What is expected -> Show every line that has the string "الفتن" in it.

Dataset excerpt

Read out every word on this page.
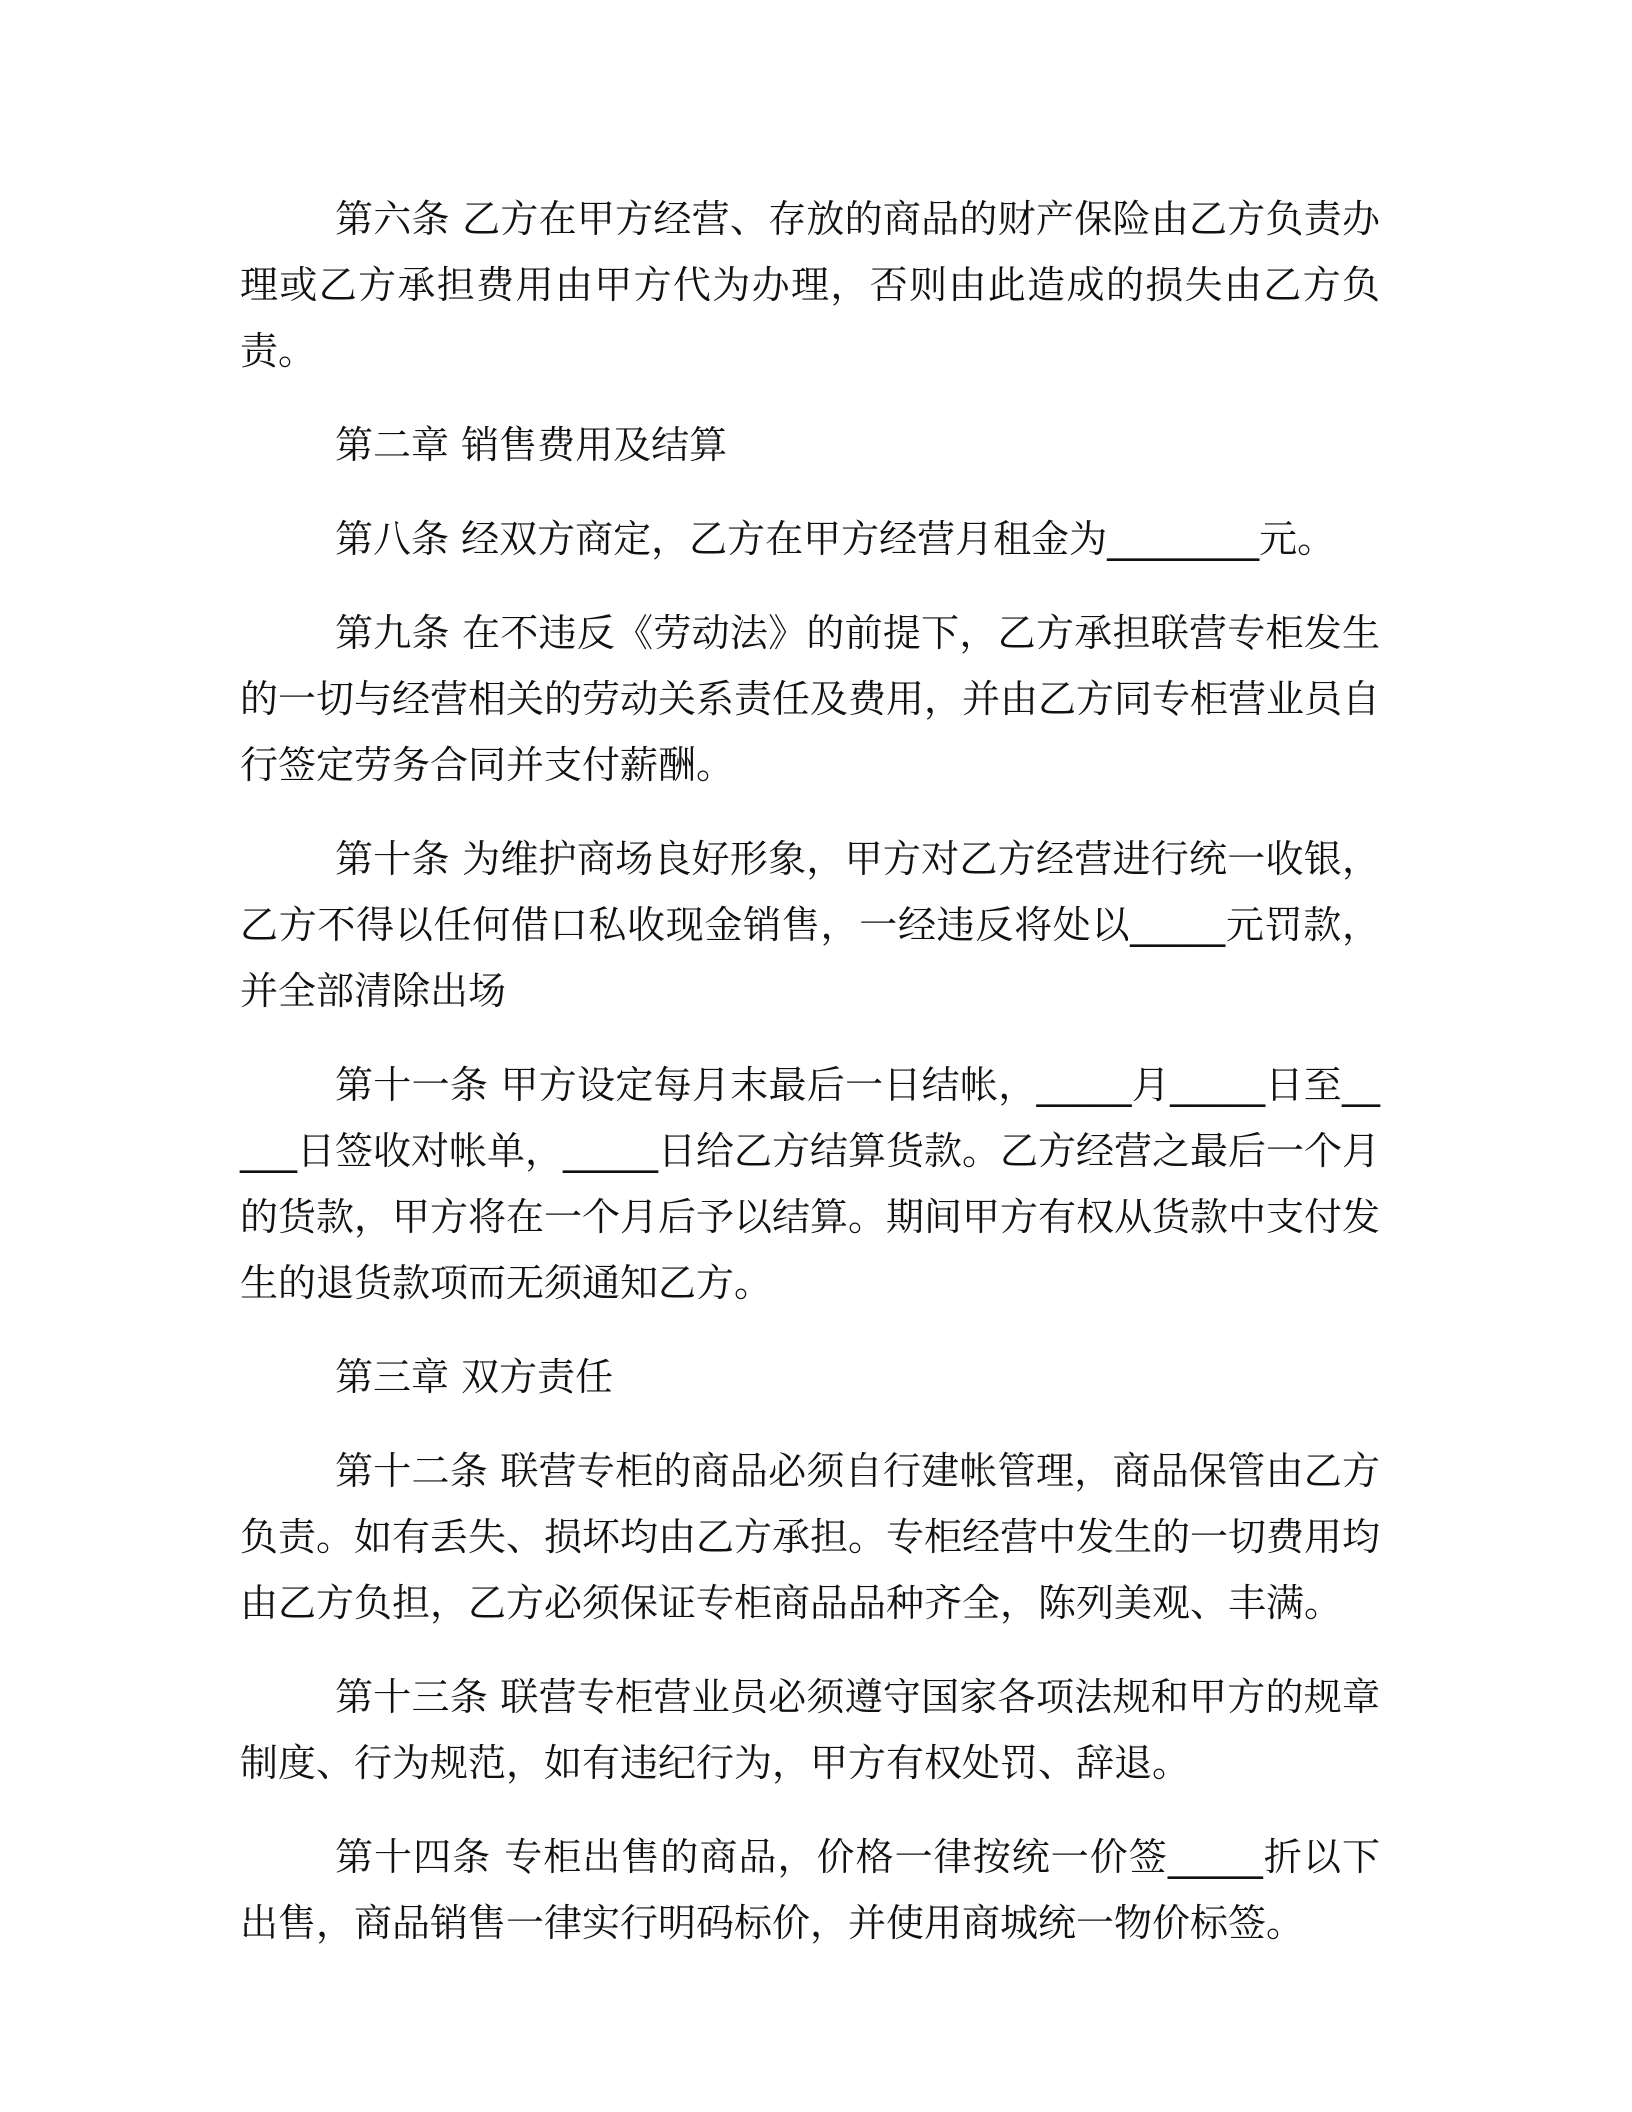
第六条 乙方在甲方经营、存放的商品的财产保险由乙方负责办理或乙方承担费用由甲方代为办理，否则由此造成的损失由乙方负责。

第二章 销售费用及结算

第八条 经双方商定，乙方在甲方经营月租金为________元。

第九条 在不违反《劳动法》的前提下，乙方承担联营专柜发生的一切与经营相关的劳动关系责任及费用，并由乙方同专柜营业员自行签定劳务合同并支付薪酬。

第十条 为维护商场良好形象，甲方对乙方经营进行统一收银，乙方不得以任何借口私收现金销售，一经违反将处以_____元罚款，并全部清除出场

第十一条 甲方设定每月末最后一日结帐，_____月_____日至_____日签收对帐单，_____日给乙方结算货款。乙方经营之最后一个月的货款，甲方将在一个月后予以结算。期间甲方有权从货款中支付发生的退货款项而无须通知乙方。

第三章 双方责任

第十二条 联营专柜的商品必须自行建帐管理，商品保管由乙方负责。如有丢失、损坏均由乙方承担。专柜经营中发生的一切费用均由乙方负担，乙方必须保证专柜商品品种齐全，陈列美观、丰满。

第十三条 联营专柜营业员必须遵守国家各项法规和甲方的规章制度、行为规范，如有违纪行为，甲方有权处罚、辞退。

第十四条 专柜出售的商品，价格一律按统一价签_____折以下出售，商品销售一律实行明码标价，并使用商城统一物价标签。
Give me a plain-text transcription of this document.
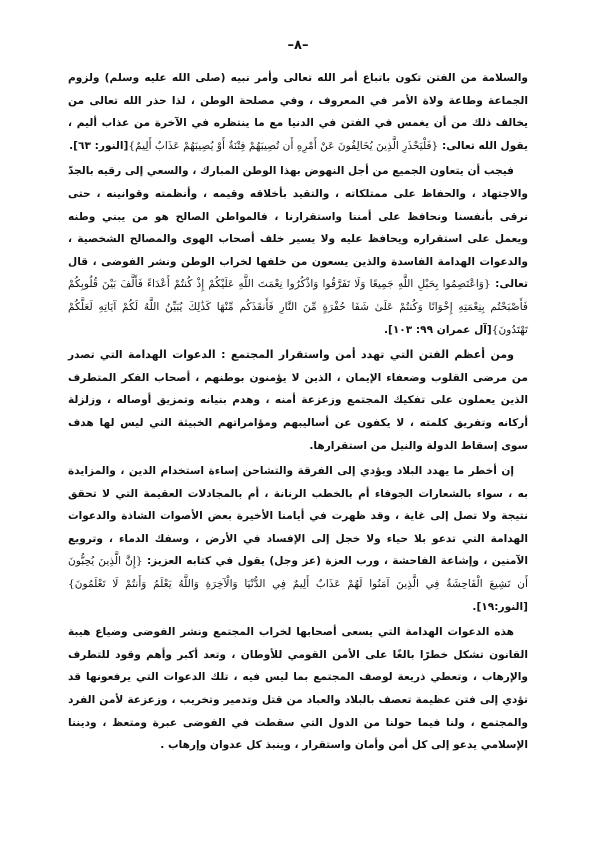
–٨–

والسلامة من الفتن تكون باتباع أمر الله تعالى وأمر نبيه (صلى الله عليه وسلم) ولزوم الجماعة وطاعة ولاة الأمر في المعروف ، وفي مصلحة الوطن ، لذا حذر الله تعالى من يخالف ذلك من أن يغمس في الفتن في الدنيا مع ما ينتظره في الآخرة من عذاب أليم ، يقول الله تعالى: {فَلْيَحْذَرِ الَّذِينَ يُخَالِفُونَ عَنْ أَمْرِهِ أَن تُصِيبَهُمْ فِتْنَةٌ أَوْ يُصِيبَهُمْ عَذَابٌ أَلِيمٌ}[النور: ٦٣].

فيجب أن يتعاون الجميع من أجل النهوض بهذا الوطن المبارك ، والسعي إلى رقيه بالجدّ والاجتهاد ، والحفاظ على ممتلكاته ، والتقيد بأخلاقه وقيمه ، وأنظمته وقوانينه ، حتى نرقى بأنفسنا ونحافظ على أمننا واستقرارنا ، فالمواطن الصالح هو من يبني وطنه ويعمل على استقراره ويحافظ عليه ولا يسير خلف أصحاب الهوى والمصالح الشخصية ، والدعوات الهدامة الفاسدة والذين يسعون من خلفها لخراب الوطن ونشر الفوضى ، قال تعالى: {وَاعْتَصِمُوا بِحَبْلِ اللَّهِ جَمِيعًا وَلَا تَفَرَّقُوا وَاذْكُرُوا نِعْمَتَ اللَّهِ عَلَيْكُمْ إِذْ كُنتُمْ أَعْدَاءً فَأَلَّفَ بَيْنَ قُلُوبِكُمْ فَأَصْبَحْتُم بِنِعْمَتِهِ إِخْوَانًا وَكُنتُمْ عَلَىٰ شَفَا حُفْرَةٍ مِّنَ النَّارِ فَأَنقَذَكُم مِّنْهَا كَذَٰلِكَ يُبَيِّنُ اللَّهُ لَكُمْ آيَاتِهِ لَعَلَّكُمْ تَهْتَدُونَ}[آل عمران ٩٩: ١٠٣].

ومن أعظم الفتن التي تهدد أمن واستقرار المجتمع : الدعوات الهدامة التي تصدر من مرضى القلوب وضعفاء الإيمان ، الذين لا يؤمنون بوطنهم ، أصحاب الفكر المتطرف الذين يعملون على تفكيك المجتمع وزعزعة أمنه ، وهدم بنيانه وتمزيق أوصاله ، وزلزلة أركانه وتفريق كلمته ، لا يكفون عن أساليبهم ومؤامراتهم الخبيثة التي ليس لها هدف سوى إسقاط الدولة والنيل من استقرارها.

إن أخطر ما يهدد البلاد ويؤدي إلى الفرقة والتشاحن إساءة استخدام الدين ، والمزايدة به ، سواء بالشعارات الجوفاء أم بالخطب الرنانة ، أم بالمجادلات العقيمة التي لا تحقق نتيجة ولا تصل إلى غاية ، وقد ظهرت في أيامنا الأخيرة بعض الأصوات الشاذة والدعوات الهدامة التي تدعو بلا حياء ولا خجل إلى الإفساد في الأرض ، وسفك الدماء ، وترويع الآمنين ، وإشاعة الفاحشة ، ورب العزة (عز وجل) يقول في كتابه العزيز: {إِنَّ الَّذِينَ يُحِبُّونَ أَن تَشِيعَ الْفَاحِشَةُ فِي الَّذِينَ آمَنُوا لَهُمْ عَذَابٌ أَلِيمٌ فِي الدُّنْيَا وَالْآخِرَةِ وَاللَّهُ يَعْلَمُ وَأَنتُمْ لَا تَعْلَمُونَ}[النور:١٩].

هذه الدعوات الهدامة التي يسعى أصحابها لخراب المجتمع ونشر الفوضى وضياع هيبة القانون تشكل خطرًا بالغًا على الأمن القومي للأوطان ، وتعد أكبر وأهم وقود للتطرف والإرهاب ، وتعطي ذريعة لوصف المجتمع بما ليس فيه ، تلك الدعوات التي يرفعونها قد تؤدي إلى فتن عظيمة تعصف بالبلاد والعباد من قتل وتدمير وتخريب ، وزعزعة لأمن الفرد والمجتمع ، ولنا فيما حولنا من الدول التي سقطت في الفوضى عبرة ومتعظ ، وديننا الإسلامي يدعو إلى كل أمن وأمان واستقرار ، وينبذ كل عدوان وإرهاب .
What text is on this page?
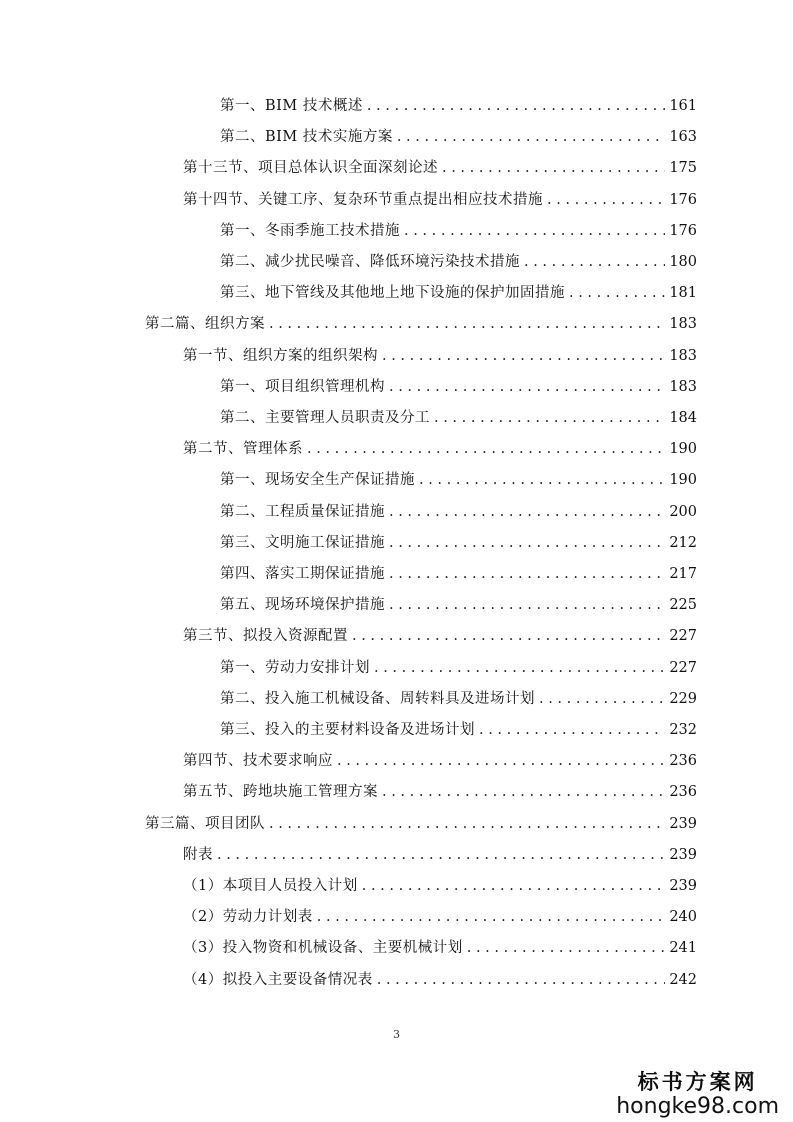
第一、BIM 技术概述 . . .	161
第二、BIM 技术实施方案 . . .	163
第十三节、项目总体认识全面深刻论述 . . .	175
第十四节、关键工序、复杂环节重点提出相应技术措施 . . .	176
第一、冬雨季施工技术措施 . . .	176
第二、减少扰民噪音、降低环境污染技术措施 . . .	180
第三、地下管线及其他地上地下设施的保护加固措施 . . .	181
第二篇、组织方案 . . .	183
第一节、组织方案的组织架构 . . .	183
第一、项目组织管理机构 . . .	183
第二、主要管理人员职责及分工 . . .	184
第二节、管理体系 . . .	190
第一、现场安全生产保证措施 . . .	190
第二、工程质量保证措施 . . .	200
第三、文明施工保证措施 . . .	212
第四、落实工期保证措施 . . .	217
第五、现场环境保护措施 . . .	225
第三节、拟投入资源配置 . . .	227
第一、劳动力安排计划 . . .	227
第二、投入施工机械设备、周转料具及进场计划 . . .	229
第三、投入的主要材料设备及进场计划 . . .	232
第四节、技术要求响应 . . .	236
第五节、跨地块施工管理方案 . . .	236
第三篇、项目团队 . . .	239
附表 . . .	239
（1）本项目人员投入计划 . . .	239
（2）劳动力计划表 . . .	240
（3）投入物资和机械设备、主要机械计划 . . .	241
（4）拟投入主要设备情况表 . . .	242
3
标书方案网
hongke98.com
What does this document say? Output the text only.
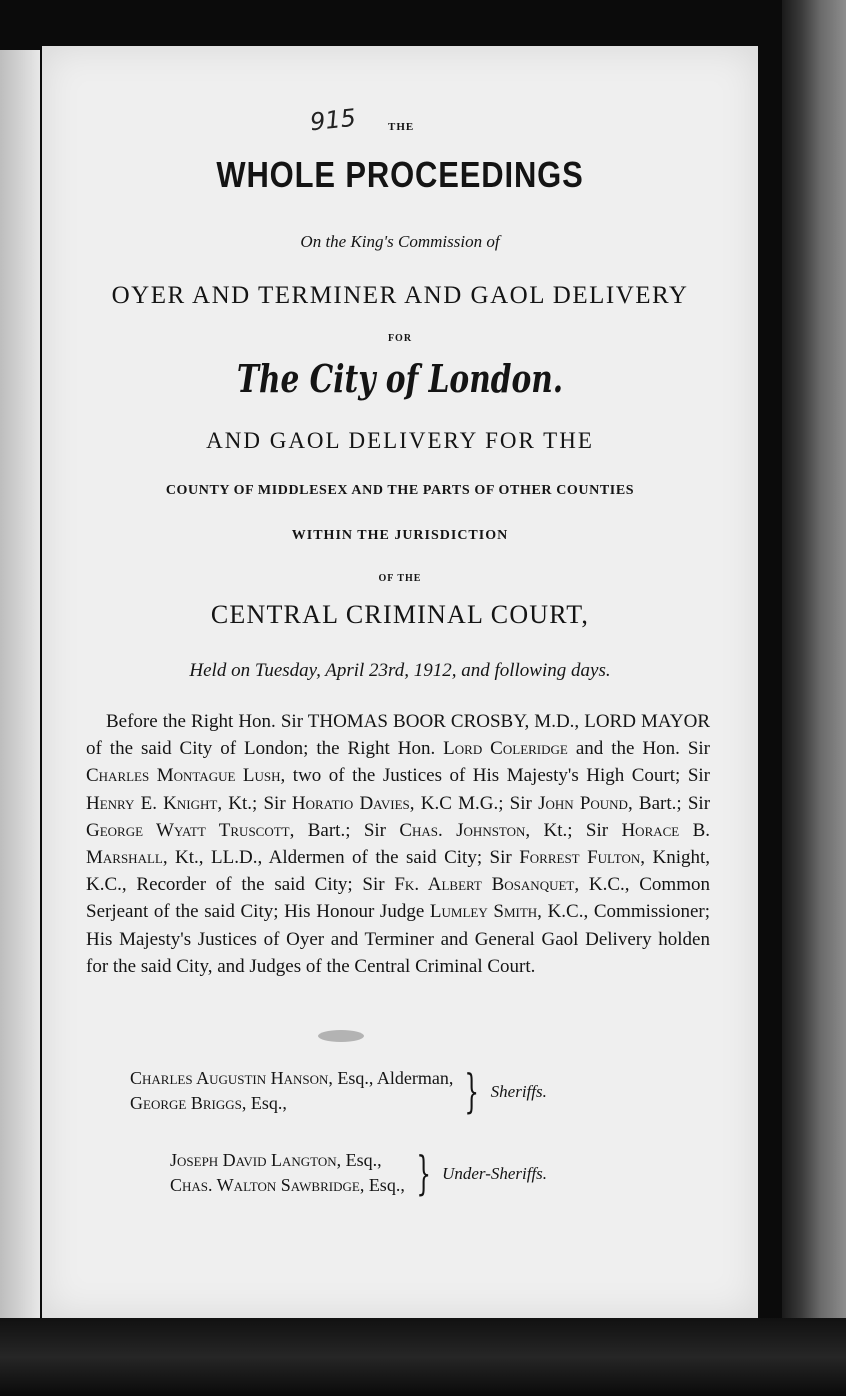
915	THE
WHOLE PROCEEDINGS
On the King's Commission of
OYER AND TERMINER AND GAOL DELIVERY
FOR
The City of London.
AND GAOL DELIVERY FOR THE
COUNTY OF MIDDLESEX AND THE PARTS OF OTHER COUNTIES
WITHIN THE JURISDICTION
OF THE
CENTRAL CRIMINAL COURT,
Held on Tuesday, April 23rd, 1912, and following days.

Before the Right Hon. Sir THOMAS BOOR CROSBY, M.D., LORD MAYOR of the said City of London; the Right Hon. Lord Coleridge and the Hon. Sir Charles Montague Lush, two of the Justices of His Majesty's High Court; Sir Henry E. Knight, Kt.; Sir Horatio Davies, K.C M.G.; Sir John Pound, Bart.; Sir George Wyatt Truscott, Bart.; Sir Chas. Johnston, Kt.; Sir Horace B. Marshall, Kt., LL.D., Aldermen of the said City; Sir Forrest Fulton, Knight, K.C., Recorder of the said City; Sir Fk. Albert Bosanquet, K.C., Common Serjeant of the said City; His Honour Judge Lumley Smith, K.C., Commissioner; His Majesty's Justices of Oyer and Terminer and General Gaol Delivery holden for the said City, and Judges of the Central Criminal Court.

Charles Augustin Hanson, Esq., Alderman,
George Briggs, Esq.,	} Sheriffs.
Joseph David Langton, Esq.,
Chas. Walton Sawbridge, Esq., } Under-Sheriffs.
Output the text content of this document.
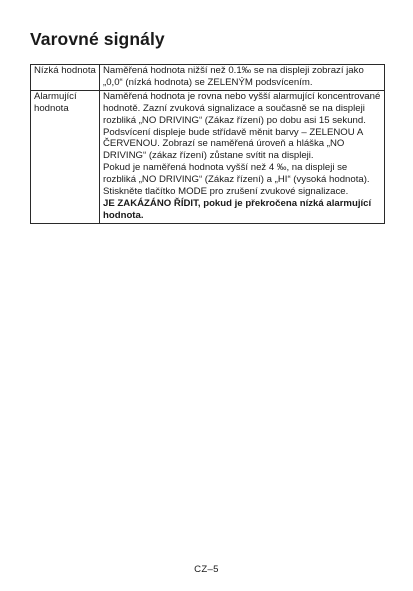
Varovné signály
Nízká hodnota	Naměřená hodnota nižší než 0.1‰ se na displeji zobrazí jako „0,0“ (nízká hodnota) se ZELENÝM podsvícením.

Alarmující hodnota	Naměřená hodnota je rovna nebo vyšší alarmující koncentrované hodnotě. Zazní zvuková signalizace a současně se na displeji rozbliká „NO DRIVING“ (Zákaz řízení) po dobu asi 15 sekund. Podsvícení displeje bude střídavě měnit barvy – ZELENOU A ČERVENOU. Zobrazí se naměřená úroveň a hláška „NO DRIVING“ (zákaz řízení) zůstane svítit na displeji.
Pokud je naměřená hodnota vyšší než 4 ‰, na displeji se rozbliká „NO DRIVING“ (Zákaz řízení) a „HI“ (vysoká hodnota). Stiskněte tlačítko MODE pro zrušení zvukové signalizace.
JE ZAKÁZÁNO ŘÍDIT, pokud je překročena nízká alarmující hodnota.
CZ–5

Full answer ->
والسلامة من الفتن تكون باتباع أمر الله تعالى وأمر نبيه (صلى الله عليه وسلم) ولزوم الجماعة وطاعة ولاة الأمر في المعروف ، وفي مصلحة الوطن ، لذا حذر الله تعالى من يخالف ذلك من أن يغمس في الفتن في الدنيا مع ما ينتظره في الآخرة من عذاب أليم ، يقول الله تعالى: {فَلْيَحْذَرِ الَّذِينَ يُخَالِفُونَ عَنْ أَمْرِهِ أَن تُصِيبَهُمْ فِتْنَةٌ أَوْ يُصِيبَهُمْ عَذَابٌ أَلِيمٌ}[النور: ٦٣].
ومن أعظم الفتن التي تهدد أمن واستقرار المجتمع : الدعوات الهدامة التي تصدر من مرضى القلوب وضعفاء الإيمان ، الذين لا يؤمنون بوطنهم ، أصحاب الفكر المتطرف الذين يعملون على تفكيك المجتمع وزعزعة أمنه ، وهدم بنيانه وتمزيق أوصاله ، وزلزلة أركانه وتفريق كلمته ، لا يكفون عن أساليبهم ومؤامراتهم الخبيثة التي ليس لها هدف سوى إسقاط الدولة والنيل من استقرارها.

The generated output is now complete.